** Start Data rows **

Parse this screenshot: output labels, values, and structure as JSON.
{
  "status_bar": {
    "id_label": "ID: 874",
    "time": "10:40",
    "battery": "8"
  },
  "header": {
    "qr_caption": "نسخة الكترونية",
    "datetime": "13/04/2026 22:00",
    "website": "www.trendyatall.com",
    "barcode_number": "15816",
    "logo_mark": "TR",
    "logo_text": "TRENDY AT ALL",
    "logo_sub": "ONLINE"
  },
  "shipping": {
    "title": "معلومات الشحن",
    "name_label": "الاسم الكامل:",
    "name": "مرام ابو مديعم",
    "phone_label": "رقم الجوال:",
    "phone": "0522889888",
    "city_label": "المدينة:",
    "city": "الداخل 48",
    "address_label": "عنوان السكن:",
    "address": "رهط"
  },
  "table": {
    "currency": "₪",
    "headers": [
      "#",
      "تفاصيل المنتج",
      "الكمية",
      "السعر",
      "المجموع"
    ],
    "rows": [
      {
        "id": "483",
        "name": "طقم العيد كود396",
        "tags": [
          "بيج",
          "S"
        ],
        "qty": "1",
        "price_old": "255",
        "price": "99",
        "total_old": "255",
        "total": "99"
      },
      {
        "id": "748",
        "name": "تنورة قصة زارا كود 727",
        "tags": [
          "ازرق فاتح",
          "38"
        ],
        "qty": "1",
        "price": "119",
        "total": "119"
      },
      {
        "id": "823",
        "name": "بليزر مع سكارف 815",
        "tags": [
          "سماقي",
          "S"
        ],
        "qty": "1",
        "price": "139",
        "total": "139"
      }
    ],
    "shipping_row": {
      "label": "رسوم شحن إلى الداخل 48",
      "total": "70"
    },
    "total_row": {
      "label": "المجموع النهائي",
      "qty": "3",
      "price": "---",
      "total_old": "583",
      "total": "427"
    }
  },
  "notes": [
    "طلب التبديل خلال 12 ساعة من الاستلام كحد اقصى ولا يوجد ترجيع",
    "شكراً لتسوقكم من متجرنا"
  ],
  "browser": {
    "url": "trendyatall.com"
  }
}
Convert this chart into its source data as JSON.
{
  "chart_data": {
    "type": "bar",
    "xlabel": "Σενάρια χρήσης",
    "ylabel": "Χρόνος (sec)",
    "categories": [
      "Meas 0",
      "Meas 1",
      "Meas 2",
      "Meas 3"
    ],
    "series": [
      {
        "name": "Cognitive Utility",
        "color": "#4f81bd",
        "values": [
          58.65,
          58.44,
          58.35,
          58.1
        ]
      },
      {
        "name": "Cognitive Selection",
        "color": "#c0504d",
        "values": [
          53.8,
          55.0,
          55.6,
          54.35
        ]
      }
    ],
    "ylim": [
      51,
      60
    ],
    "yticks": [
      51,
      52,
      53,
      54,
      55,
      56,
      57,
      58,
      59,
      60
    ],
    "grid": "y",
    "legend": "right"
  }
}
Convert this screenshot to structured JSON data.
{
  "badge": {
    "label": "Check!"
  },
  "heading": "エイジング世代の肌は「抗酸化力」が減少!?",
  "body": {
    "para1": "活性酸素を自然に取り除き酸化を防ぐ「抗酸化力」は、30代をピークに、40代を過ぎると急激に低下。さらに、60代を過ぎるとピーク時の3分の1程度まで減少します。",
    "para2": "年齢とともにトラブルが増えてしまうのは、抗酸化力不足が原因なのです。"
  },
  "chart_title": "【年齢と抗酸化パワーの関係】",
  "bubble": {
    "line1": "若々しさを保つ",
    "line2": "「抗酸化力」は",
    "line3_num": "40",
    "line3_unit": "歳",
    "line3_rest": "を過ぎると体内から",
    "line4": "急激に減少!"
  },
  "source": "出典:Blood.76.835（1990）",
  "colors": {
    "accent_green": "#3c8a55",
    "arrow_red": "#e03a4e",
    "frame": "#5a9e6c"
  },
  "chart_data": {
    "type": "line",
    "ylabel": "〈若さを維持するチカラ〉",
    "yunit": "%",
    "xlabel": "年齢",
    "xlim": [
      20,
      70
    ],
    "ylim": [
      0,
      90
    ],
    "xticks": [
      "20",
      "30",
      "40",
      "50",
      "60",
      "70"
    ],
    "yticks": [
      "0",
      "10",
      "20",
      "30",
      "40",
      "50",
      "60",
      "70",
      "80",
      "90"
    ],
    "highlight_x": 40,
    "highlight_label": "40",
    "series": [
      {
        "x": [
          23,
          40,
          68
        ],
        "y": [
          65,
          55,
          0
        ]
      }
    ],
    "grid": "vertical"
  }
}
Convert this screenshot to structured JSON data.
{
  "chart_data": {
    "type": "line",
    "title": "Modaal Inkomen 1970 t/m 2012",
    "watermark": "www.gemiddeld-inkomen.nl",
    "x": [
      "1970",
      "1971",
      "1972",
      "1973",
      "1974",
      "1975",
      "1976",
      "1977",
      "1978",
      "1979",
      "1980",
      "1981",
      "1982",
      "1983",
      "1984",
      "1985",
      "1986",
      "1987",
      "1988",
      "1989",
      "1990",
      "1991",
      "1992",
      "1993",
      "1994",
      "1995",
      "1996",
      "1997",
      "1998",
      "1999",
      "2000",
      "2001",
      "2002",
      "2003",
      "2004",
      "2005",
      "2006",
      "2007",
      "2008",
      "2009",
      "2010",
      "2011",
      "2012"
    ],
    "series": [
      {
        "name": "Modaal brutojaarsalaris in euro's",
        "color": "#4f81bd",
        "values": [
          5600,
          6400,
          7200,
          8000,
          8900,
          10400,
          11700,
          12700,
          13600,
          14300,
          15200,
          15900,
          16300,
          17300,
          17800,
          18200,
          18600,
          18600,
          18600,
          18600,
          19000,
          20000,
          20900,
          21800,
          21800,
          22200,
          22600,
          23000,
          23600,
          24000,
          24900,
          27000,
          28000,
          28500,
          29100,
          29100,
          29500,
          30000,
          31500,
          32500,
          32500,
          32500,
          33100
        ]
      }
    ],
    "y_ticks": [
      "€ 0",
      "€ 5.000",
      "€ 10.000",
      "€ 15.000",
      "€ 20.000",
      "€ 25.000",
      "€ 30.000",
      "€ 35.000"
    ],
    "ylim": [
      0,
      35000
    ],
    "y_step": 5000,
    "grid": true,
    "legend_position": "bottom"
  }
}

** End Data rows **

Task brief: Retype the material above, line by line, exactly.

The output:
Parse this screenshot: output labels, values, and structure as JSON.
{
  "status_bar": {
    "id_label": "ID: 874",
    "time": "10:40",
    "battery": "8"
  },
  "header": {
    "qr_caption": "نسخة الكترونية",
    "datetime": "13/04/2026 22:00",
    "website": "www.trendyatall.com",
    "barcode_number": "15816",
    "logo_mark": "TR",
    "logo_text": "TRENDY AT ALL",
    "logo_sub": "ONLINE"
  },
  "shipping": {
    "title": "معلومات الشحن",
    "name_label": "الاسم الكامل:",
    "name": "مرام ابو مديعم",
    "phone_label": "رقم الجوال:",
    "phone": "0522889888",
    "city_label": "المدينة:",
    "city": "الداخل 48",
    "address_label": "عنوان السكن:",
    "address": "رهط"
  },
  "table": {
    "currency": "₪",
    "headers": [
      "#",
      "تفاصيل المنتج",
      "الكمية",
      "السعر",
      "المجموع"
    ],
    "rows": [
      {
        "id": "483",
        "name": "طقم العيد كود396",
        "tags": [
          "بيج",
          "S"
        ],
        "qty": "1",
        "price_old": "255",
        "price": "99",
        "total_old": "255",
        "total": "99"
      },
      {
        "id": "748",
        "name": "تنورة قصة زارا كود 727",
        "tags": [
          "ازرق فاتح",
          "38"
        ],
        "qty": "1",
        "price": "119",
        "total": "119"
      },
      {
        "id": "823",
        "name": "بليزر مع سكارف 815",
        "tags": [
          "سماقي",
          "S"
        ],
        "qty": "1",
        "price": "139",
        "total": "139"
      }
    ],
    "shipping_row": {
      "label": "رسوم شحن إلى الداخل 48",
      "total": "70"
    },
    "total_row": {
      "label": "المجموع النهائي",
      "qty": "3",
      "price": "---",
      "total_old": "583",
      "total": "427"
    }
  },
  "notes": [
    "طلب التبديل خلال 12 ساعة من الاستلام كحد اقصى ولا يوجد ترجيع",
    "شكراً لتسوقكم من متجرنا"
  ],
  "browser": {
    "url": "trendyatall.com"
  }
}
Convert this chart into its source data as JSON.
{
  "chart_data": {
    "type": "bar",
    "xlabel": "Σενάρια χρήσης",
    "ylabel": "Χρόνος (sec)",
    "categories": [
      "Meas 0",
      "Meas 1",
      "Meas 2",
      "Meas 3"
    ],
    "series": [
      {
        "name": "Cognitive Utility",
        "color": "#4f81bd",
        "values": [
          58.65,
          58.44,
          58.35,
          58.1
        ]
      },
      {
        "name": "Cognitive Selection",
        "color": "#c0504d",
        "values": [
          53.8,
          55.0,
          55.6,
          54.35
        ]
      }
    ],
    "ylim": [
      51,
      60
    ],
    "yticks": [
      51,
      52,
      53,
      54,
      55,
      56,
      57,
      58,
      59,
      60
    ],
    "grid": "y",
    "legend": "right"
  }
}
Convert this screenshot to structured JSON data.
{
  "badge": {
    "label": "Check!"
  },
  "heading": "エイジング世代の肌は「抗酸化力」が減少!?",
  "body": {
    "para1": "活性酸素を自然に取り除き酸化を防ぐ「抗酸化力」は、30代をピークに、40代を過ぎると急激に低下。さらに、60代を過ぎるとピーク時の3分の1程度まで減少します。",
    "para2": "年齢とともにトラブルが増えてしまうのは、抗酸化力不足が原因なのです。"
  },
  "chart_title": "【年齢と抗酸化パワーの関係】",
  "bubble": {
    "line1": "若々しさを保つ",
    "line2": "「抗酸化力」は",
    "line3_num": "40",
    "line3_unit": "歳",
    "line3_rest": "を過ぎると体内から",
    "line4": "急激に減少!"
  },
  "source": "出典:Blood.76.835（1990）",
  "colors": {
    "accent_green": "#3c8a55",
    "arrow_red": "#e03a4e",
    "frame": "#5a9e6c"
  },
  "chart_data": {
    "type": "line",
    "ylabel": "〈若さを維持するチカラ〉",
    "yunit": "%",
    "xlabel": "年齢",
    "xlim": [
      20,
      70
    ],
    "ylim": [
      0,
      90
    ],
    "xticks": [
      "20",
      "30",
      "40",
      "50",
      "60",
      "70"
    ],
    "yticks": [
      "0",
      "10",
      "20",
      "30",
      "40",
      "50",
      "60",
      "70",
      "80",
      "90"
    ],
    "highlight_x": 40,
    "highlight_label": "40",
    "series": [
      {
        "x": [
          23,
          40,
          68
        ],
        "y": [
          65,
          55,
          0
        ]
      }
    ],
    "grid": "vertical"
  }
}
Convert this screenshot to structured JSON data.
{
  "chart_data": {
    "type": "line",
    "title": "Modaal Inkomen 1970 t/m 2012",
    "watermark": "www.gemiddeld-inkomen.nl",
    "x": [
      "1970",
      "1971",
      "1972",
      "1973",
      "1974",
      "1975",
      "1976",
      "1977",
      "1978",
      "1979",
      "1980",
      "1981",
      "1982",
      "1983",
      "1984",
      "1985",
      "1986",
      "1987",
      "1988",
      "1989",
      "1990",
      "1991",
      "1992",
      "1993",
      "1994",
      "1995",
      "1996",
      "1997",
      "1998",
      "1999",
      "2000",
      "2001",
      "2002",
      "2003",
      "2004",
      "2005",
      "2006",
      "2007",
      "2008",
      "2009",
      "2010",
      "2011",
      "2012"
    ],
    "series": [
      {
        "name": "Modaal brutojaarsalaris in euro's",
        "color": "#4f81bd",
        "values": [
          5600,
          6400,
          7200,
          8000,
          8900,
          10400,
          11700,
          12700,
          13600,
          14300,
          15200,
          15900,
          16300,
          17300,
          17800,
          18200,
          18600,
          18600,
          18600,
          18600,
          19000,
          20000,
          20900,
          21800,
          21800,
          22200,
          22600,
          23000,
          23600,
          24000,
          24900,
          27000,
          28000,
          28500,
          29100,
          29100,
          29500,
          30000,
          31500,
          32500,
          32500,
          32500,
          33100
        ]
      }
    ],
    "y_ticks": [
      "€ 0",
      "€ 5.000",
      "€ 10.000",
      "€ 15.000",
      "€ 20.000",
      "€ 25.000",
      "€ 30.000",
      "€ 35.000"
    ],
    "ylim": [
      0,
      35000
    ],
    "y_step": 5000,
    "grid": true,
    "legend_position": "bottom"
  }
}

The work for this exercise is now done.